Stored data entries
+===+

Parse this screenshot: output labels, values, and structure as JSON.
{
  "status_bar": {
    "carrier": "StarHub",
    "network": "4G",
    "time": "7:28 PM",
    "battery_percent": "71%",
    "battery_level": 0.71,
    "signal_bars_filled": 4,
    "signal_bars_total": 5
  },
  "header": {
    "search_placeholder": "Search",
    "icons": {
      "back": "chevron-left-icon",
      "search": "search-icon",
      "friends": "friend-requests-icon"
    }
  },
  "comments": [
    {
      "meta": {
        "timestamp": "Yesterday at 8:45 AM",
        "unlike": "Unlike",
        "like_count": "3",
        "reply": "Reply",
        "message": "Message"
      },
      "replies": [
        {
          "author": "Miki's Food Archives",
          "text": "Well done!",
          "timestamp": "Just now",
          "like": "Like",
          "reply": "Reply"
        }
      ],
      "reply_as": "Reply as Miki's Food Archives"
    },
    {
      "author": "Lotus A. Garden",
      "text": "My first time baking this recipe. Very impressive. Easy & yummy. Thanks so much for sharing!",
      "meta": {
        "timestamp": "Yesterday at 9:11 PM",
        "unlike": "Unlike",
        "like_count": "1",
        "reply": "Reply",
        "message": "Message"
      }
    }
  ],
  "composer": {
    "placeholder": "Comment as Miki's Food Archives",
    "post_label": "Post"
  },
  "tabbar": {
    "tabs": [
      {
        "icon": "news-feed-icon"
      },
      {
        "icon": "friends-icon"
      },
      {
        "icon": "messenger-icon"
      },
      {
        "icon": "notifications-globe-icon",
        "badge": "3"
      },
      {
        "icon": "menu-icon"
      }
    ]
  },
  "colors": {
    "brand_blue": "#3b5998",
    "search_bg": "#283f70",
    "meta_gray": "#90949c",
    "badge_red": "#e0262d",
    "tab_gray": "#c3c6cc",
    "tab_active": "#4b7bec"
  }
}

+===+

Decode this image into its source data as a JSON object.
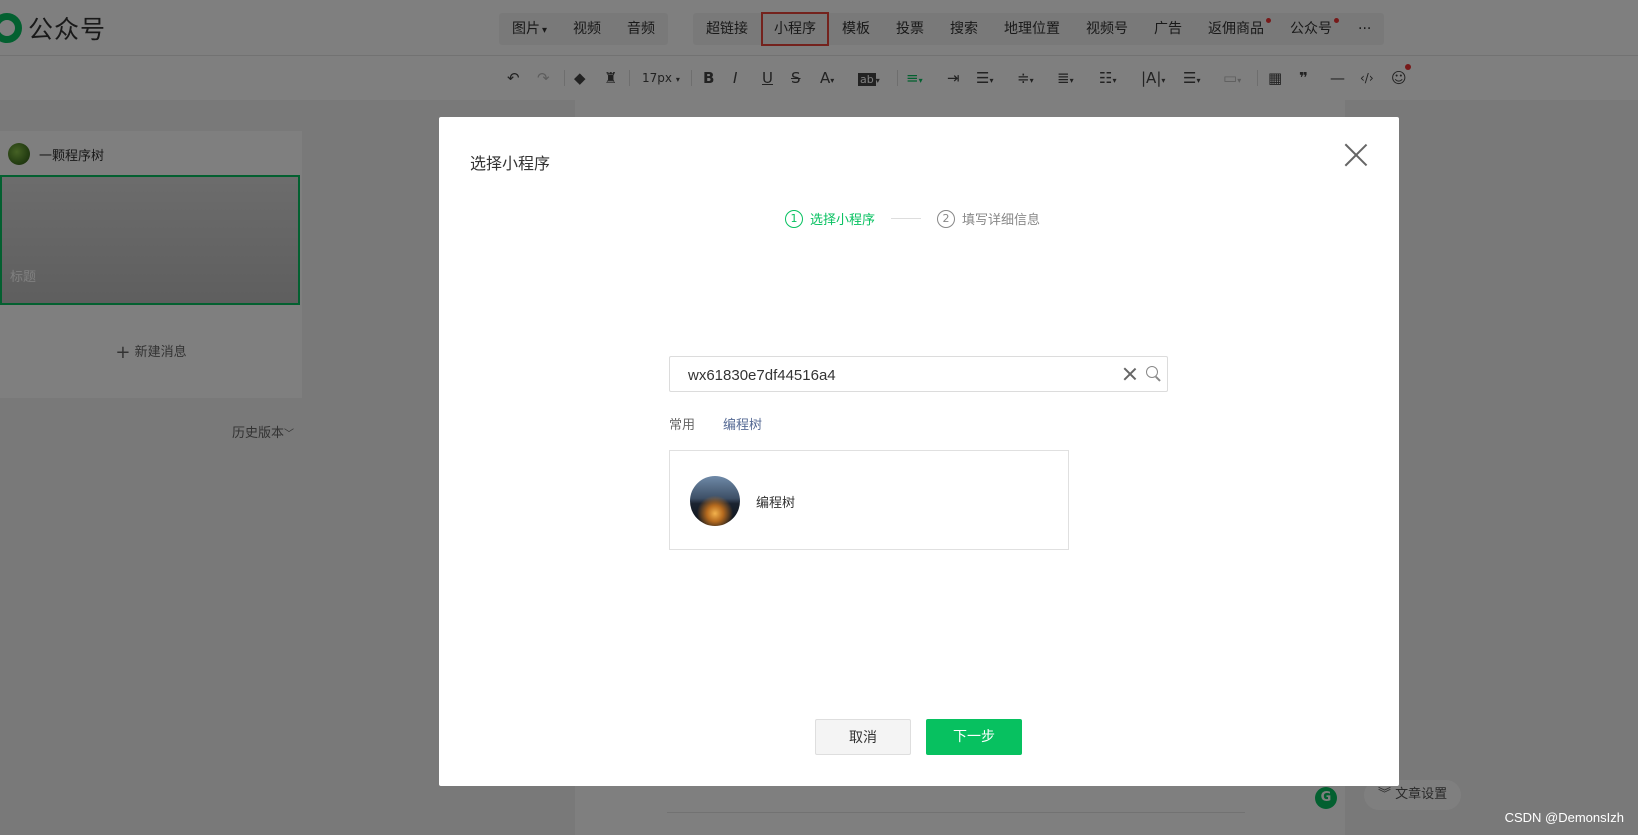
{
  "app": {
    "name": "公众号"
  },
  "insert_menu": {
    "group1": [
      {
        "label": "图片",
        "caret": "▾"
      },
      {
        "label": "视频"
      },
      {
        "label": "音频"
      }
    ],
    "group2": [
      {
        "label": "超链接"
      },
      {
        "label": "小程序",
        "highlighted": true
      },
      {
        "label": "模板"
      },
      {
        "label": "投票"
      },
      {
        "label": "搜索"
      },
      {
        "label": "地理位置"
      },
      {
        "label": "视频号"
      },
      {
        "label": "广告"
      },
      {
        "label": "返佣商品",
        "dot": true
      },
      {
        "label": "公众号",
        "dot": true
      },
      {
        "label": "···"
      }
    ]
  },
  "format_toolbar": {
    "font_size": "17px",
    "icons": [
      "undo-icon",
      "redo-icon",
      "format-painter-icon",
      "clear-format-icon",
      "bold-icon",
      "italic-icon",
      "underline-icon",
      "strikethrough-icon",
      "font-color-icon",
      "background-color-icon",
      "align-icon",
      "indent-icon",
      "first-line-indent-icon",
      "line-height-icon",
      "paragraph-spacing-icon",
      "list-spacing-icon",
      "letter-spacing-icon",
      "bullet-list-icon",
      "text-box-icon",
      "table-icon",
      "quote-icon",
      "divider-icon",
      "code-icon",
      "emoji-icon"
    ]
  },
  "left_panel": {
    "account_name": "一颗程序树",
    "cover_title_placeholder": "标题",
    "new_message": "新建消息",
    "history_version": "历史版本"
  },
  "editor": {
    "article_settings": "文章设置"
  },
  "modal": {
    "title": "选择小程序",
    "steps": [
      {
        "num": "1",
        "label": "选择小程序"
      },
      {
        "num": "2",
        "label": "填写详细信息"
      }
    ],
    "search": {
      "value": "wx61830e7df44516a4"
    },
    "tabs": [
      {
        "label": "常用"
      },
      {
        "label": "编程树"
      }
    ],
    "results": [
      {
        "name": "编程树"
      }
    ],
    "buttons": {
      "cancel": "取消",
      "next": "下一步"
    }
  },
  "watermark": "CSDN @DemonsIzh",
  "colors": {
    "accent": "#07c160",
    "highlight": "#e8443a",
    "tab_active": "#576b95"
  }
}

+===+

■ What the task asks
Return all the lines that contain the string "this".

■ Reply
Parse this screenshot: output labels, values, and structure as JSON.
      "text": "My first time baking this recipe. Very impressive. Easy & yummy. Thanks so much for sharing!",
Decode this image into its source data as a JSON object.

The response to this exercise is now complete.